Carissime amiche e carissimi amici,
martedì 16 febbraio iniziava il Festival di Sanremo con un 47% di share (povera Italia!), e il giorno dopo la quaresima. Strana coincidenza di date: il trionfo dello spettacolo più mondano (e insipido) dell’anno e l’inizio del tempo della purificazione da tutte le cose vane; la baraonda mediatica di Pupo, mamma Clerici, Morgan che non c’è, l’ultimo (si spera) dei Savoia che affossa nella vergogna e nel ridicolo la memoria già infangata dei padri, da una parte, e dall’altra la cenere del mercoledì che ci ricorda che fine faremo tutti prima o poi.
Quasi nessuno ha sottolineato questo paradosso tipicamente italiano, di questo nostro popolo così tanto cattolico e così radicalmente pagano nello stesso tempo, cattolico e mafioso, cattolico e cafone, cattolico e ateo, col santino nel portafoglio e il televoto e il gratta e vinci in mano.

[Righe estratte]
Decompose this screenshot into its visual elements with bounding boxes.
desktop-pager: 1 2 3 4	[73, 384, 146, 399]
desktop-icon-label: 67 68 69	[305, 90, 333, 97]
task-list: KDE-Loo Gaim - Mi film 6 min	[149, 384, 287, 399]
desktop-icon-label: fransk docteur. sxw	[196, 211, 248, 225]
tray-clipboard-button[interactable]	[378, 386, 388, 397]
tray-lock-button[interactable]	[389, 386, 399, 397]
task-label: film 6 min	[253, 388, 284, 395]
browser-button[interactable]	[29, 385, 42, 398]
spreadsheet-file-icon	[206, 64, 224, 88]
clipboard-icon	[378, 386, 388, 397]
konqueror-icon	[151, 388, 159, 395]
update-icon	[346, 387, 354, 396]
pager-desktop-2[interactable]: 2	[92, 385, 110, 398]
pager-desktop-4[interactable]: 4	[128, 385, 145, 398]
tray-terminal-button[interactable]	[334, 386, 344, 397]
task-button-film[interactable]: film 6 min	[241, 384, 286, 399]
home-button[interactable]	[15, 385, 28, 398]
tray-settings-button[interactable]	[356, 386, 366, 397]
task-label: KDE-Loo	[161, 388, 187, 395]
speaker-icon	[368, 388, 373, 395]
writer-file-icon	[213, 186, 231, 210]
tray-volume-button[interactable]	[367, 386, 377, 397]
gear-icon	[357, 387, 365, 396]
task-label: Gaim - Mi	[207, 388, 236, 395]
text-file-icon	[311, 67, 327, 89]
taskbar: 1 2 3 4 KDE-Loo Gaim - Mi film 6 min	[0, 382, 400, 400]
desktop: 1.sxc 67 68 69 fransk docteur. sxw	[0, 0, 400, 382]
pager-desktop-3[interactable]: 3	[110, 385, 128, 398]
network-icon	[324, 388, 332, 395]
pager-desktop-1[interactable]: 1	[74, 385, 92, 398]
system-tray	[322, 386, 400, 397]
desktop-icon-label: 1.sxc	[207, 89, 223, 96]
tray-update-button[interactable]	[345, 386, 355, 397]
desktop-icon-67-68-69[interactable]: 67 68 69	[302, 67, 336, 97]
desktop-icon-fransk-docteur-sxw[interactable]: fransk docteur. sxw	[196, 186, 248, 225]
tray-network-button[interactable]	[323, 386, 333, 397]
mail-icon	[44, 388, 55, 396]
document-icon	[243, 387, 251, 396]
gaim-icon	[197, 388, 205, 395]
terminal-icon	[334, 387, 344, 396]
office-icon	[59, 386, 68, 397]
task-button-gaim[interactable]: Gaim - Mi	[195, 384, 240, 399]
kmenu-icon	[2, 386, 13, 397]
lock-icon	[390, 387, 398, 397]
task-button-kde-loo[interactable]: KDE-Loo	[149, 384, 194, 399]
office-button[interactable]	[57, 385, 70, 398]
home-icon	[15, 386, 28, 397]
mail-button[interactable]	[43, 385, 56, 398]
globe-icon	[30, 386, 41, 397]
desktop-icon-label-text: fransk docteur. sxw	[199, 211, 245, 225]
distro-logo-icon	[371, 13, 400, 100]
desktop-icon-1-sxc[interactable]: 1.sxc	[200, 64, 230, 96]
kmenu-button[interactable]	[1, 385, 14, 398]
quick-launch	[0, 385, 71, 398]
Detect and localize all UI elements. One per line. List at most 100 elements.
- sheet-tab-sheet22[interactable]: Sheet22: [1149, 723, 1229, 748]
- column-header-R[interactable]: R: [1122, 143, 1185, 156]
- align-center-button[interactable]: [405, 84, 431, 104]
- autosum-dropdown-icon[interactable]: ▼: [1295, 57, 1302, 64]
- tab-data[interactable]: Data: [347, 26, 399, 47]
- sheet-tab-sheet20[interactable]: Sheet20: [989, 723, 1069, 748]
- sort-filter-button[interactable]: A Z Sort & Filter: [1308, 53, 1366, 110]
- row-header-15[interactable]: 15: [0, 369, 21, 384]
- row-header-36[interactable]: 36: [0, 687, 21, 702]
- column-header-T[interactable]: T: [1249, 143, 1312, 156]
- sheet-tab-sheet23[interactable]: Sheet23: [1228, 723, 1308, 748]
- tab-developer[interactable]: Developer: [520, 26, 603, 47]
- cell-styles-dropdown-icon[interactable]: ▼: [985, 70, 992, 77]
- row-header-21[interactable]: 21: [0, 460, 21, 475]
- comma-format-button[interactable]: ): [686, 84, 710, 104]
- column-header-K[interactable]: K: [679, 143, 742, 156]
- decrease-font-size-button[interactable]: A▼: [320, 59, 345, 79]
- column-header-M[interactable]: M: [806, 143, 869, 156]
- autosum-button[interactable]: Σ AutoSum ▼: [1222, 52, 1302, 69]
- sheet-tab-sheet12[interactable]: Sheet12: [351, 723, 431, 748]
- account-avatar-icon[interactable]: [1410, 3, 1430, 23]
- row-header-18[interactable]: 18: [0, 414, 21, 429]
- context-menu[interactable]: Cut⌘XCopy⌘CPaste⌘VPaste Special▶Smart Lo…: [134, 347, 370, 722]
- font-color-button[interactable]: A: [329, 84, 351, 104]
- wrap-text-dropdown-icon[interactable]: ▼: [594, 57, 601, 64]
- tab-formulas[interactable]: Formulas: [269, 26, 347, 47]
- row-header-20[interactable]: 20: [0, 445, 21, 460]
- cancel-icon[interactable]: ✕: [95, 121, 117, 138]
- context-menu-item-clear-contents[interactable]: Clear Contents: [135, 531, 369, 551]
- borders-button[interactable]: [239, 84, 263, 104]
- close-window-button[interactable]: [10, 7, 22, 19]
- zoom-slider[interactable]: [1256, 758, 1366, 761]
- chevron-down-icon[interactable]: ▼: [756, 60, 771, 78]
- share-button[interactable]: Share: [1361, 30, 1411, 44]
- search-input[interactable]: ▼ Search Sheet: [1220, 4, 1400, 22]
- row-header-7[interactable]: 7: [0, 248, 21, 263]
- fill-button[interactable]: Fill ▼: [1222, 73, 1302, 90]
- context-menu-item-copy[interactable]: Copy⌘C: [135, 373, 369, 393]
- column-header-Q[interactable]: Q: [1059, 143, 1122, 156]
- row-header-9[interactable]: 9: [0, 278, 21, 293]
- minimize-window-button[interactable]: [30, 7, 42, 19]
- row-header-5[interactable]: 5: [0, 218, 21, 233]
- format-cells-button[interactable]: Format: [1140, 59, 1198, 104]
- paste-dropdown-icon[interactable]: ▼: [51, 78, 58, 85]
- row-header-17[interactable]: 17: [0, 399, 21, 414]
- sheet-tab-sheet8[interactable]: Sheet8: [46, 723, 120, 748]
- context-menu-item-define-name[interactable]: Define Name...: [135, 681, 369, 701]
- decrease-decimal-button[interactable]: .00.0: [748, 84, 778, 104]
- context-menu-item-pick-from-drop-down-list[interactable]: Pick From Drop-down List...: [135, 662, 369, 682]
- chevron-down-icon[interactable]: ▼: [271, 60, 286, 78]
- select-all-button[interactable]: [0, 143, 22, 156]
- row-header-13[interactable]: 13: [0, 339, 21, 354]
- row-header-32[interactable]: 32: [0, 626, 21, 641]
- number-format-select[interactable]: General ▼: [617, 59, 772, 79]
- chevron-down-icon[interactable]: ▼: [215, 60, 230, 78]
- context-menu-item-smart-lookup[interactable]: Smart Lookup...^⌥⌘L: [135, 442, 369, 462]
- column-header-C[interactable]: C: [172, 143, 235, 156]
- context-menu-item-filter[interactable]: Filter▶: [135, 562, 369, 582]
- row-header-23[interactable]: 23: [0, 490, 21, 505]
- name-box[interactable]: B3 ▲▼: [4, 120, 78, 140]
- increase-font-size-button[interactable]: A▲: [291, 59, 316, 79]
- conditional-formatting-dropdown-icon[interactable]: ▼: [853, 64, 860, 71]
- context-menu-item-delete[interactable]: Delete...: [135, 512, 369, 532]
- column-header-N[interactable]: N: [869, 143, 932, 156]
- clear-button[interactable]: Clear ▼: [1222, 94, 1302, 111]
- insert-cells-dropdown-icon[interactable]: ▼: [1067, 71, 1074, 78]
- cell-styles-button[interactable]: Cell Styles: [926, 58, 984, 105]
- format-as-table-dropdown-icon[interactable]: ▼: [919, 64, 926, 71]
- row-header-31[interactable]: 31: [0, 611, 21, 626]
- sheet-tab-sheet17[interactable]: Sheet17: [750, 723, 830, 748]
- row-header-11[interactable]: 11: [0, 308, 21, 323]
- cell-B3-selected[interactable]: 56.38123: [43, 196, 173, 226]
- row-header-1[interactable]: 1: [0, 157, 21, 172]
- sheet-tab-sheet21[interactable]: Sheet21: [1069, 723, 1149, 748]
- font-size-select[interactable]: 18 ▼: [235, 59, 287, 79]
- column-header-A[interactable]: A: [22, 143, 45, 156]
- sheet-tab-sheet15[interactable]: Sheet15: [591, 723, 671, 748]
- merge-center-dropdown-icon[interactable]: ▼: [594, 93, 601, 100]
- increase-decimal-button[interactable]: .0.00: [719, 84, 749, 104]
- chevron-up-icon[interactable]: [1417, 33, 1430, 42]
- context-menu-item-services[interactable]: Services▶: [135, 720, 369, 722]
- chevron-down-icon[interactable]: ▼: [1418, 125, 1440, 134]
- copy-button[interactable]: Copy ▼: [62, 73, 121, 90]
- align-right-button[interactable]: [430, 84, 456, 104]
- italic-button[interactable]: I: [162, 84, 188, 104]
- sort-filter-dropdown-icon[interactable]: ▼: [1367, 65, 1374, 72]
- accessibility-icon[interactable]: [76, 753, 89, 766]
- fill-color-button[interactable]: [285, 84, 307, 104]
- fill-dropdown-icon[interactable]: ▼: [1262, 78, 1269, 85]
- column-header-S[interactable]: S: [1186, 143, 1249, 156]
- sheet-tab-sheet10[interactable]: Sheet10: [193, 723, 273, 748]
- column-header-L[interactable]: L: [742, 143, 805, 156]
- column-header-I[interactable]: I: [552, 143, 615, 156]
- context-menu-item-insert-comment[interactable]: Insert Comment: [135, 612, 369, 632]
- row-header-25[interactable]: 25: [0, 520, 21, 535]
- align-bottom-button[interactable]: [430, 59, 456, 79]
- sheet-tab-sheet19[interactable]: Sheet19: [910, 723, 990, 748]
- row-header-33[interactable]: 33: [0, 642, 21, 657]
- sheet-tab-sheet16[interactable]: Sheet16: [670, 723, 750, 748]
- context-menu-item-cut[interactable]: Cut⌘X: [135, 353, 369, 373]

ESERCIZI PROPOSTI
**1)** Riformula come elenco puntato il paragrafo del testo che comincia con «martedì 16 febbraio iniziava», conservandone i fatti principali.
**2)** Ricopia parola per parola le righe estratte, partendo dalla prima di esse e proseguendo fino alla riga che contiene "388, 187, 395]", inclusa.

RISPOSTE FORNITE
**1)**
- Martedì 16 febbraio è cominciato il Festival di Sanremo, con il 47% di share.
- Il giorno seguente è iniziata la quaresima.
- La coincidenza di date accosta lo spettacolo più mondano e insipido dell'anno all'inizio del tempo di purificazione dalle cose vane.
- Da una parte c'è la baraonda mediatica di Pupo, di mamma Clerici e di Morgan che non c'è. C'è anche l'ultimo dei Savoia, che affossa nella vergogna e nel ridicolo la memoria già infangata dei padri.
- Dall'altra c'è la cenere del mercoledì, che ricorda la fine che tutti faranno prima o poi.

**2)**
Decompose this screenshot into its visual elements with bounding boxes.
desktop-pager: 1 2 3 4	[73, 384, 146, 399]
desktop-icon-label: 67 68 69	[305, 90, 333, 97]
task-list: KDE-Loo Gaim - Mi film 6 min	[149, 384, 287, 399]
desktop-icon-label: fransk docteur. sxw	[196, 211, 248, 225]
tray-clipboard-button[interactable]	[378, 386, 388, 397]
tray-lock-button[interactable]	[389, 386, 399, 397]
task-label: film 6 min	[253, 388, 284, 395]
browser-button[interactable]	[29, 385, 42, 398]
spreadsheet-file-icon	[206, 64, 224, 88]
clipboard-icon	[378, 386, 388, 397]
konqueror-icon	[151, 388, 159, 395]
update-icon	[346, 387, 354, 396]
pager-desktop-2[interactable]: 2	[92, 385, 110, 398]
pager-desktop-4[interactable]: 4	[128, 385, 145, 398]
tray-terminal-button[interactable]	[334, 386, 344, 397]
task-button-film[interactable]: film 6 min	[241, 384, 286, 399]
home-button[interactable]	[15, 385, 28, 398]
tray-settings-button[interactable]	[356, 386, 366, 397]
task-label: KDE-Loo	[161, 388, 187, 395]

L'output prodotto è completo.